Print all the entries verbatim.
======== Input material ========
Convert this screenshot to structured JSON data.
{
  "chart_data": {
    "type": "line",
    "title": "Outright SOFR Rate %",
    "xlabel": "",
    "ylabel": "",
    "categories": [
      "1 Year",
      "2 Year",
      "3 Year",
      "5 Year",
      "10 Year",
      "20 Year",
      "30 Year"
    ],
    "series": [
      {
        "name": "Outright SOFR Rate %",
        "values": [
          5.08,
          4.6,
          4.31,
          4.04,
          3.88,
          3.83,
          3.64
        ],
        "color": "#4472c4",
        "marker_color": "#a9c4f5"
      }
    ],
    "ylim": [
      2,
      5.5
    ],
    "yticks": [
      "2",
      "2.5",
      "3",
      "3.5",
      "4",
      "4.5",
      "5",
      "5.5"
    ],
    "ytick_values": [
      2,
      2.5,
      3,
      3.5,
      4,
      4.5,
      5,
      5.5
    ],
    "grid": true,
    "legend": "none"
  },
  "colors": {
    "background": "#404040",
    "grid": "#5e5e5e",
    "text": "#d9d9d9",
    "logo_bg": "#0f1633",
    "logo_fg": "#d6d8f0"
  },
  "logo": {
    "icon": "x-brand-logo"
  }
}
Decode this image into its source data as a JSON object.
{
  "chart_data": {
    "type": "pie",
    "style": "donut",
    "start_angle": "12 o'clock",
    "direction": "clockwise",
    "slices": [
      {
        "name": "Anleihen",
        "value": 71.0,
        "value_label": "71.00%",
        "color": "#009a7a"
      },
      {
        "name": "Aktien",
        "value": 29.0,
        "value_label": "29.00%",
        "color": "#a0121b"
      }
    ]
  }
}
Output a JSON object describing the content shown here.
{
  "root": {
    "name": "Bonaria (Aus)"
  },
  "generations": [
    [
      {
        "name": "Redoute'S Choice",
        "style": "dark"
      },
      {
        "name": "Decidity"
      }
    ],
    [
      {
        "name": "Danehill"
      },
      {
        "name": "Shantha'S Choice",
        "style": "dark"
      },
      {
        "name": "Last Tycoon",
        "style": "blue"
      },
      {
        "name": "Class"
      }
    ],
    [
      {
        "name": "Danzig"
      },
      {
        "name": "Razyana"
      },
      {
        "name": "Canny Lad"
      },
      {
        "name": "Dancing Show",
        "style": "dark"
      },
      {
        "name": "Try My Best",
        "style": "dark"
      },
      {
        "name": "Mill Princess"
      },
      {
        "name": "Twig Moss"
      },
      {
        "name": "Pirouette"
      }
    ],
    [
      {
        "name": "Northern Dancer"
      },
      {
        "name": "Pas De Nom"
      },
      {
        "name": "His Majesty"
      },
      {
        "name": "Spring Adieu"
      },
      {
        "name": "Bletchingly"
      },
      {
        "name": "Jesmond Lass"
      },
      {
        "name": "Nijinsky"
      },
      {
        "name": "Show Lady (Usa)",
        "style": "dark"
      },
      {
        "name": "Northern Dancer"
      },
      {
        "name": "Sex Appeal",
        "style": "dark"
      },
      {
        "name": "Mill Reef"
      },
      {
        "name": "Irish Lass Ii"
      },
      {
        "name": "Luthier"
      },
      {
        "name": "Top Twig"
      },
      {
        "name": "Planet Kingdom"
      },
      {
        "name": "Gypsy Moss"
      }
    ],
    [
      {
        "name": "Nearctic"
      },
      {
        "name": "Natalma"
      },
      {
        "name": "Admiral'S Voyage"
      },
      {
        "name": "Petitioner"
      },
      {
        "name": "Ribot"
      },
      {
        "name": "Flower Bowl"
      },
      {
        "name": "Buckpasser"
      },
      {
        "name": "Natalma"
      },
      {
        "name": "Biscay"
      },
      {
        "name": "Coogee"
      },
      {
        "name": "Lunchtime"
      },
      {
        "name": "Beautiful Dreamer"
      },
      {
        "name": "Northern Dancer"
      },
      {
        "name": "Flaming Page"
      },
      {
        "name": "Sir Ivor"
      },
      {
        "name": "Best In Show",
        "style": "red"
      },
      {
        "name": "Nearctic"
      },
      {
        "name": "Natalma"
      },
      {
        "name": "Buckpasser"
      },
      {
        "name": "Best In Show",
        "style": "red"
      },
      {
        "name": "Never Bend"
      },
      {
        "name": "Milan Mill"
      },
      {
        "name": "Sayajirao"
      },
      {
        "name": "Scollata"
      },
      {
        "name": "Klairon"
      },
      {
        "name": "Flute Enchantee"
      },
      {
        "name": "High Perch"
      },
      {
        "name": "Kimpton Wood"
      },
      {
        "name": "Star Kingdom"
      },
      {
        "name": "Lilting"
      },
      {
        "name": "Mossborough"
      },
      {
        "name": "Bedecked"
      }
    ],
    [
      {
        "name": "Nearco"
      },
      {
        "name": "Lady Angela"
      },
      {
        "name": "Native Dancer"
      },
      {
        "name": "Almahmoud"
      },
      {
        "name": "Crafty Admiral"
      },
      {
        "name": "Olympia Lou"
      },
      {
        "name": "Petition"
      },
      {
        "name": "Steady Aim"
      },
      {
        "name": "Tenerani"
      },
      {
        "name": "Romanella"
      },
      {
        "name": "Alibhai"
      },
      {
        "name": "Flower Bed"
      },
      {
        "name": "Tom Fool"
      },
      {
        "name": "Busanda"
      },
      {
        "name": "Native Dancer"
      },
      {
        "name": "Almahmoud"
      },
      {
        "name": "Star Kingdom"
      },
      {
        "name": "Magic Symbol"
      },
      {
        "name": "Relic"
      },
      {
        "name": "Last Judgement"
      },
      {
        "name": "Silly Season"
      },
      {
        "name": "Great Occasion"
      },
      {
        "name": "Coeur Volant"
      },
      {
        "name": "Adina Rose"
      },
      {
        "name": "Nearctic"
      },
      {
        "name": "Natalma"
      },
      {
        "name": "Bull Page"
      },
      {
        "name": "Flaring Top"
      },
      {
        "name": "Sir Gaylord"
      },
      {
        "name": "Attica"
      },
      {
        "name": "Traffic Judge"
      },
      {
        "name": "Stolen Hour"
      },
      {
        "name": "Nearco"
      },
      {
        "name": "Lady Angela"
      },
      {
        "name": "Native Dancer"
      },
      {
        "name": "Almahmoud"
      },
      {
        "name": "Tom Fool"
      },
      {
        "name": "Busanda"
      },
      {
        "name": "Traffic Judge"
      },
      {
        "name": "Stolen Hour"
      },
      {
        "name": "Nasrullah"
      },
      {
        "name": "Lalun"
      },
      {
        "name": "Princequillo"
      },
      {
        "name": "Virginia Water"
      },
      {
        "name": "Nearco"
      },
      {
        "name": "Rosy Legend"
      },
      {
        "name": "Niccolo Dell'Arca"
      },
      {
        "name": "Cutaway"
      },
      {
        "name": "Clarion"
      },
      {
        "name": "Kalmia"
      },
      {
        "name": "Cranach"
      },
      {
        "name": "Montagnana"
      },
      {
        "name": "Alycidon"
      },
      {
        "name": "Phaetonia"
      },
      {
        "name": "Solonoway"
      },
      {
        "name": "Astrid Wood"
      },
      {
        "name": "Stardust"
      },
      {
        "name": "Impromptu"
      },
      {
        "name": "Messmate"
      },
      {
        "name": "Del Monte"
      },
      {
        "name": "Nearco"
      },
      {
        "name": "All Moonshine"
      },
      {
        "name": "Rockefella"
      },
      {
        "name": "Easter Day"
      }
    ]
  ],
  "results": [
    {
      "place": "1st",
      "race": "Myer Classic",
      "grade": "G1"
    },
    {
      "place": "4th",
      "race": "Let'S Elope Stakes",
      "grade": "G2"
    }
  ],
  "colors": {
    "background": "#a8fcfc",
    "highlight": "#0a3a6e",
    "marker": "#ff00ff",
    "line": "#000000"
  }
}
========
* _Complete answer_:
Convert this screenshot to structured JSON data.
{
  "chart_data": {
    "type": "line",
    "title": "Outright SOFR Rate %",
    "xlabel": "",
    "ylabel": "",
    "categories": [
      "1 Year",
      "2 Year",
      "3 Year",
      "5 Year",
      "10 Year",
      "20 Year",
      "30 Year"
    ],
    "series": [
      {
        "name": "Outright SOFR Rate %",
        "values": [
          5.08,
          4.6,
          4.31,
          4.04,
          3.88,
          3.83,
          3.64
        ],
        "color": "#4472c4",
        "marker_color": "#a9c4f5"
      }
    ],
    "ylim": [
      2,
      5.5
    ],
    "yticks": [
      "2",
      "2.5",
      "3",
      "3.5",
      "4",
      "4.5",
      "5",
      "5.5"
    ],
    "ytick_values": [
      2,
      2.5,
      3,
      3.5,
      4,
      4.5,
      5,
      5.5
    ],
    "grid": true,
    "legend": "none"
  },
  "colors": {
    "background": "#404040",
    "grid": "#5e5e5e",
    "text": "#d9d9d9",
    "logo_bg": "#0f1633",
    "logo_fg": "#d6d8f0"
  },
  "logo": {
    "icon": "x-brand-logo"
  }
}
Decode this image into its source data as a JSON object.
{
  "chart_data": {
    "type": "pie",
    "style": "donut",
    "start_angle": "12 o'clock",
    "direction": "clockwise",
    "slices": [
      {
        "name": "Anleihen",
        "value": 71.0,
        "value_label": "71.00%",
        "color": "#009a7a"
      },
      {
        "name": "Aktien",
        "value": 29.0,
        "value_label": "29.00%",
        "color": "#a0121b"
      }
    ]
  }
}
Output a JSON object describing the content shown here.
{
  "root": {
    "name": "Bonaria (Aus)"
  },
  "generations": [
    [
      {
        "name": "Redoute'S Choice",
        "style": "dark"
      },
      {
        "name": "Decidity"
      }
    ],
    [
      {
        "name": "Danehill"
      },
      {
        "name": "Shantha'S Choice",
        "style": "dark"
      },
      {
        "name": "Last Tycoon",
        "style": "blue"
      },
      {
        "name": "Class"
      }
    ],
    [
      {
        "name": "Danzig"
      },
      {
        "name": "Razyana"
      },
      {
        "name": "Canny Lad"
      },
      {
        "name": "Dancing Show",
        "style": "dark"
      },
      {
        "name": "Try My Best",
        "style": "dark"
      },
      {
        "name": "Mill Princess"
      },
      {
        "name": "Twig Moss"
      },
      {
        "name": "Pirouette"
      }
    ],
    [
      {
        "name": "Northern Dancer"
      },
      {
        "name": "Pas De Nom"
      },
      {
        "name": "His Majesty"
      },
      {
        "name": "Spring Adieu"
      },
      {
        "name": "Bletchingly"
      },
      {
        "name": "Jesmond Lass"
      },
      {
        "name": "Nijinsky"
      },
      {
        "name": "Show Lady (Usa)",
        "style": "dark"
      },
      {
        "name": "Northern Dancer"
      },
      {
        "name": "Sex Appeal",
        "style": "dark"
      },
      {
        "name": "Mill Reef"
      },
      {
        "name": "Irish Lass Ii"
      },
      {
        "name": "Luthier"
      },
      {
        "name": "Top Twig"
      },
      {
        "name": "Planet Kingdom"
      },
      {
        "name": "Gypsy Moss"
      }
    ],
    [
      {
        "name": "Nearctic"
      },
      {
        "name": "Natalma"
      },
      {
        "name": "Admiral'S Voyage"
      },
      {
        "name": "Petitioner"
      },
      {
        "name": "Ribot"
      },
      {
        "name": "Flower Bowl"
      },
      {
        "name": "Buckpasser"
      },
      {
        "name": "Natalma"
      },
      {
        "name": "Biscay"
      },
      {
        "name": "Coogee"
      },
      {
        "name": "Lunchtime"
      },
      {
        "name": "Beautiful Dreamer"
      },
      {
        "name": "Northern Dancer"
      },
      {
        "name": "Flaming Page"
      },
      {
        "name": "Sir Ivor"
      },
      {
        "name": "Best In Show",
        "style": "red"
      },
      {
        "name": "Nearctic"
      },
      {
        "name": "Natalma"
      },
      {
        "name": "Buckpasser"
      },
      {
        "name": "Best In Show",
        "style": "red"
      },
      {
        "name": "Never Bend"
      },
      {
        "name": "Milan Mill"
      },
      {
        "name": "Sayajirao"
      },
      {
        "name": "Scollata"
      },
      {
        "name": "Klairon"
      },
      {
        "name": "Flute Enchantee"
      },
      {
        "name": "High Perch"
      },
      {
        "name": "Kimpton Wood"
      },
      {
        "name": "Star Kingdom"
      },
      {
        "name": "Lilting"
      },
      {
        "name": "Mossborough"
      },
      {
        "name": "Bedecked"
      }
    ],
    [
      {
        "name": "Nearco"
      },
      {
        "name": "Lady Angela"
      },
      {
        "name": "Native Dancer"
      },
      {
        "name": "Almahmoud"
      },
      {
        "name": "Crafty Admiral"
      },
      {
        "name": "Olympia Lou"
      },
      {
        "name": "Petition"
      },
      {
        "name": "Steady Aim"
      },
      {
        "name": "Tenerani"
      },
      {
        "name": "Romanella"
      },
      {
        "name": "Alibhai"
      },
      {
        "name": "Flower Bed"
      },
      {
        "name": "Tom Fool"
      },
      {
        "name": "Busanda"
      },
      {
        "name": "Native Dancer"
      },
      {
        "name": "Almahmoud"
      },
      {
        "name": "Star Kingdom"
      },
      {
        "name": "Magic Symbol"
      },
      {
        "name": "Relic"
      },
      {
        "name": "Last Judgement"
      },
      {
        "name": "Silly Season"
      },
      {
        "name": "Great Occasion"
      },
      {
        "name": "Coeur Volant"
      },
      {
        "name": "Adina Rose"
      },
      {
        "name": "Nearctic"
      },
      {
        "name": "Natalma"
      },
      {
        "name": "Bull Page"
      },
      {
        "name": "Flaring Top"
      },
      {
        "name": "Sir Gaylord"
      },
      {
        "name": "Attica"
      },
      {
        "name": "Traffic Judge"
      },
      {
        "name": "Stolen Hour"
      },
      {
        "name": "Nearco"
      },
      {
        "name": "Lady Angela"
      },
      {
        "name": "Native Dancer"
      },
      {
        "name": "Almahmoud"
      },
      {
        "name": "Tom Fool"
      },
      {
        "name": "Busanda"
      },
      {
        "name": "Traffic Judge"
      },
      {
        "name": "Stolen Hour"
      },
      {
        "name": "Nasrullah"
      },
      {
        "name": "Lalun"
      },
      {
        "name": "Princequillo"
      },
      {
        "name": "Virginia Water"
      },
      {
        "name": "Nearco"
      },
      {
        "name": "Rosy Legend"
      },
      {
        "name": "Niccolo Dell'Arca"
      },
      {
        "name": "Cutaway"
      },
      {
        "name": "Clarion"
      },
      {
        "name": "Kalmia"
      },
      {
        "name": "Cranach"
      },
      {
        "name": "Montagnana"
      },
      {
        "name": "Alycidon"
      },
      {
        "name": "Phaetonia"
      },
      {
        "name": "Solonoway"
      },
      {
        "name": "Astrid Wood"
      },
      {
        "name": "Stardust"
      },
      {
        "name": "Impromptu"
      },
      {
        "name": "Messmate"
      },
      {
        "name": "Del Monte"
      },
      {
        "name": "Nearco"
      },
      {
        "name": "All Moonshine"
      },
      {
        "name": "Rockefella"
      },
      {
        "name": "Easter Day"
      }
    ]
  ],
  "results": [
    {
      "place": "1st",
      "race": "Myer Classic",
      "grade": "G1"
    },
    {
      "place": "4th",
      "race": "Let'S Elope Stakes",
      "grade": "G2"
    }
  ],
  "colors": {
    "background": "#a8fcfc",
    "highlight": "#0a3a6e",
    "marker": "#ff00ff",
    "line": "#000000"
  }
}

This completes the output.